Objective ▸ Return the whole listing, line for line, without the pictures in it.

Data supplied ▸
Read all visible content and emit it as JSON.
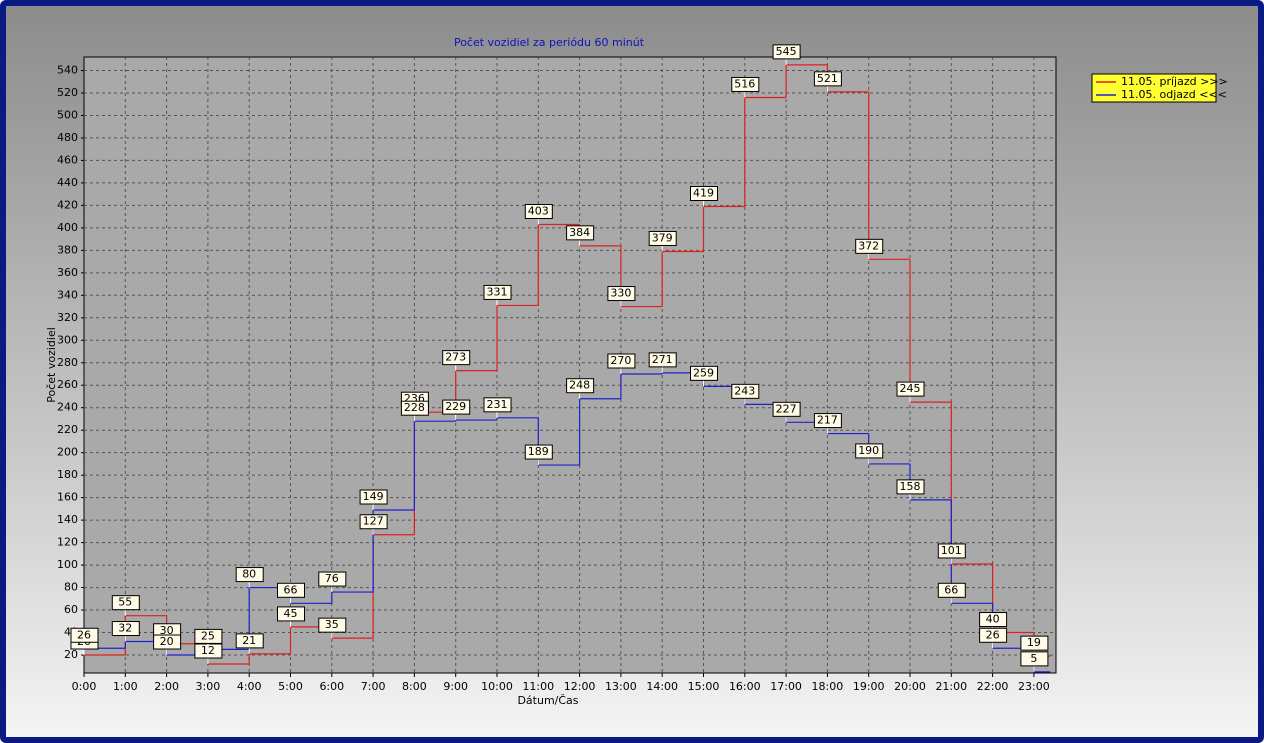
{
  "chart_data": {
    "type": "step",
    "title": "Počet vozidiel za periódu 60 minút",
    "x_label": "Dátum/Čas",
    "y_label": "Počet vozidiel",
    "categories": [
      "0:00",
      "1:00",
      "2:00",
      "3:00",
      "4:00",
      "5:00",
      "6:00",
      "7:00",
      "8:00",
      "9:00",
      "10:00",
      "11:00",
      "12:00",
      "13:00",
      "14:00",
      "15:00",
      "16:00",
      "17:00",
      "18:00",
      "19:00",
      "20:00",
      "21:00",
      "22:00",
      "23:00"
    ],
    "series": [
      {
        "name": "11.05.  príjazd >>>",
        "color": "#e02020",
        "values": [
          20,
          55,
          30,
          12,
          21,
          45,
          35,
          127,
          236,
          273,
          331,
          403,
          384,
          330,
          379,
          419,
          516,
          545,
          521,
          372,
          245,
          101,
          40,
          19
        ]
      },
      {
        "name": "11.05.  odjazd <<<",
        "color": "#2020d0",
        "values": [
          26,
          32,
          20,
          25,
          80,
          66,
          76,
          149,
          228,
          229,
          231,
          189,
          248,
          270,
          271,
          259,
          243,
          227,
          217,
          190,
          158,
          66,
          26,
          5
        ]
      }
    ],
    "ylim": [
      4,
      552
    ],
    "yticks": [
      20,
      40,
      60,
      80,
      100,
      120,
      140,
      160,
      180,
      200,
      220,
      240,
      260,
      280,
      300,
      320,
      340,
      360,
      380,
      400,
      420,
      440,
      460,
      480,
      500,
      520,
      540
    ],
    "grid": true,
    "legend": "top-right"
  }
}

Solution for this task ▸
Read all visible content and emit it as JSON.
{
  "chart_data": {
    "type": "step",
    "title": "Počet vozidiel za periódu 60 minút",
    "x_label": "Dátum/Čas",
    "y_label": "Počet vozidiel",
    "categories": [
      "0:00",
      "1:00",
      "2:00",
      "3:00",
      "4:00",
      "5:00",
      "6:00",
      "7:00",
      "8:00",
      "9:00",
      "10:00",
      "11:00",
      "12:00",
      "13:00",
      "14:00",
      "15:00",
      "16:00",
      "17:00",
      "18:00",
      "19:00",
      "20:00",
      "21:00",
      "22:00",
      "23:00"
    ],
    "series": [
      {
        "name": "11.05.  príjazd >>>",
        "color": "#e02020",
        "values": [
          20,
          55,
          30,
          12,
          21,
          45,
          35,
          127,
          236,
          273,
          331,
          403,
          384,
          330,
          379,
          419,
          516,
          545,
          521,
          372,
          245,
          101,
          40,
          19
        ]
      },
      {
        "name": "11.05.  odjazd <<<",
        "color": "#2020d0",
        "values": [
          26,
          32,
          20,
          25,
          80,
          66,
          76,
          149,
          228,
          229,
          231,
          189,
          248,
          270,
          271,
          259,
          243,
          227,
          217,
          190,
          158,
          66,
          26,
          5
        ]
      }
    ],
    "ylim": [
      4,
      552
    ],
    "yticks": [
      20,
      40,
      60,
      80,
      100,
      120,
      140,
      160,
      180,
      200,
      220,
      240,
      260,
      280,
      300,
      320,
      340,
      360,
      380,
      400,
      420,
      440,
      460,
      480,
      500,
      520,
      540
    ],
    "grid": true,
    "legend": "top-right"
  }
}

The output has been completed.